- Figure contents as structured data
·····
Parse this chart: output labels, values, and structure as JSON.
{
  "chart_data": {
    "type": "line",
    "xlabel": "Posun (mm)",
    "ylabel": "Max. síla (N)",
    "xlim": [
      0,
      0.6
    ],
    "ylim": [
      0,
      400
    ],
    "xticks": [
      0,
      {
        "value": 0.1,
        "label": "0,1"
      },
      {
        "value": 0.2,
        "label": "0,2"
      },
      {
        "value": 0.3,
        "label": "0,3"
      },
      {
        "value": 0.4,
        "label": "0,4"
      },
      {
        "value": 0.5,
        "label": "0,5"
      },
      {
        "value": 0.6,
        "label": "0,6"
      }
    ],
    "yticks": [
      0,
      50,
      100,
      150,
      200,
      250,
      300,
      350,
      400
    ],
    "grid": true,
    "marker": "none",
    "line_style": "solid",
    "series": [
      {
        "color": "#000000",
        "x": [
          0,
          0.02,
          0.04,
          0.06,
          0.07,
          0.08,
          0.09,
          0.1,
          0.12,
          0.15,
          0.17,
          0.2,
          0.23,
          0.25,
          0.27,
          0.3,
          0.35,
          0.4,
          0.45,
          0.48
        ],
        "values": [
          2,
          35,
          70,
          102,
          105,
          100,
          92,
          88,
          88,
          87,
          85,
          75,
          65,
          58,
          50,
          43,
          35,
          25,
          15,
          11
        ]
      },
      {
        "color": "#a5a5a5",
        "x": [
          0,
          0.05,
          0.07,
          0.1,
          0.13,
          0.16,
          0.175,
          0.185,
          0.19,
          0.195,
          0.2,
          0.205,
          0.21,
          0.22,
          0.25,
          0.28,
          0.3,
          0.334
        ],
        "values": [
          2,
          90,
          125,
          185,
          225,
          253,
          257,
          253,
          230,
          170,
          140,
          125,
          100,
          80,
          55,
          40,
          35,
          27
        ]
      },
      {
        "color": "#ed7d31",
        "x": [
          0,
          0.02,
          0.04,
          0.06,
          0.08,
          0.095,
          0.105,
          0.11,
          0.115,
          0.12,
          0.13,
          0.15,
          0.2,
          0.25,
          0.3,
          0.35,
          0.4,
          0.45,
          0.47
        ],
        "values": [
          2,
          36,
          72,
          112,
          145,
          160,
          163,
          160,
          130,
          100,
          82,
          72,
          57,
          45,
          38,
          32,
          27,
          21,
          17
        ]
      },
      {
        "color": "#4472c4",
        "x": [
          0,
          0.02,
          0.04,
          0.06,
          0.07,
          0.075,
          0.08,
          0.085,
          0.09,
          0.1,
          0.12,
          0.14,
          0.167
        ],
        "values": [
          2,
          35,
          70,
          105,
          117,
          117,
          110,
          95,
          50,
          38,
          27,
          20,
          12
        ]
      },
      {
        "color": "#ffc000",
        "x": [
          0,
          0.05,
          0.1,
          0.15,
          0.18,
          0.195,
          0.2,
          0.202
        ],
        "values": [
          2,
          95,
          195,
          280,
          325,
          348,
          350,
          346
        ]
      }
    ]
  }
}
·····
- Problem to work on
Output all preceding records character for character.

- The response
Parse this chart: output labels, values, and structure as JSON.
{
  "chart_data": {
    "type": "line",
    "xlabel": "Posun (mm)",
    "ylabel": "Max. síla (N)",
    "xlim": [
      0,
      0.6
    ],
    "ylim": [
      0,
      400
    ],
    "xticks": [
      0,
      {
        "value": 0.1,
        "label": "0,1"
      },
      {
        "value": 0.2,
        "label": "0,2"
      },
      {
        "value": 0.3,
        "label": "0,3"
      },
      {
        "value": 0.4,
        "label": "0,4"
      },
      {
        "value": 0.5,
        "label": "0,5"
      },
      {
        "value": 0.6,
        "label": "0,6"
      }
    ],
    "yticks": [
      0,
      50,
      100,
      150,
      200,
      250,
      300,
      350,
      400
    ],
    "grid": true,
    "marker": "none",
    "line_style": "solid",
    "series": [
      {
        "color": "#000000",
        "x": [
          0,
          0.02,
          0.04,
          0.06,
          0.07,
          0.08,
          0.09,
          0.1,
          0.12,
          0.15,
          0.17,
          0.2,
          0.23,
          0.25,
          0.27,
          0.3,
          0.35,
          0.4,
          0.45,
          0.48
        ],
        "values": [
          2,
          35,
          70,
          102,
          105,
          100,
          92,
          88,
          88,
          87,
          85,
          75,
          65,
          58,
          50,
          43,
          35,
          25,
          15,
          11
        ]
      },
      {
        "color": "#a5a5a5",
        "x": [
          0,
          0.05,
          0.07,
          0.1,
          0.13,
          0.16,
          0.175,
          0.185,
          0.19,
          0.195,
          0.2,
          0.205,
          0.21,
          0.22,
          0.25,
          0.28,
          0.3,
          0.334
        ],
        "values": [
          2,
          90,
          125,
          185,
          225,
          253,
          257,
          253,
          230,
          170,
          140,
          125,
          100,
          80,
          55,
          40,
          35,
          27
        ]
      },
      {
        "color": "#ed7d31",
        "x": [
          0,
          0.02,
          0.04,
          0.06,
          0.08,
          0.095,
          0.105,
          0.11,
          0.115,
          0.12,
          0.13,
          0.15,
          0.2,
          0.25,
          0.3,
          0.35,
          0.4,
          0.45,
          0.47
        ],
        "values": [
          2,
          36,
          72,
          112,
          145,
          160,
          163,
          160,
          130,
          100,
          82,
          72,
          57,
          45,
          38,
          32,
          27,
          21,
          17
        ]
      },
      {
        "color": "#4472c4",
        "x": [
          0,
          0.02,
          0.04,
          0.06,
          0.07,
          0.075,
          0.08,
          0.085,
          0.09,
          0.1,
          0.12,
          0.14,
          0.167
        ],
        "values": [
          2,
          35,
          70,
          105,
          117,
          117,
          110,
          95,
          50,
          38,
          27,
          20,
          12
        ]
      },
      {
        "color": "#ffc000",
        "x": [
          0,
          0.05,
          0.1,
          0.15,
          0.18,
          0.195,
          0.2,
          0.202
        ],
        "values": [
          2,
          95,
          195,
          280,
          325,
          348,
          350,
          346
        ]
      }
    ]
  }
}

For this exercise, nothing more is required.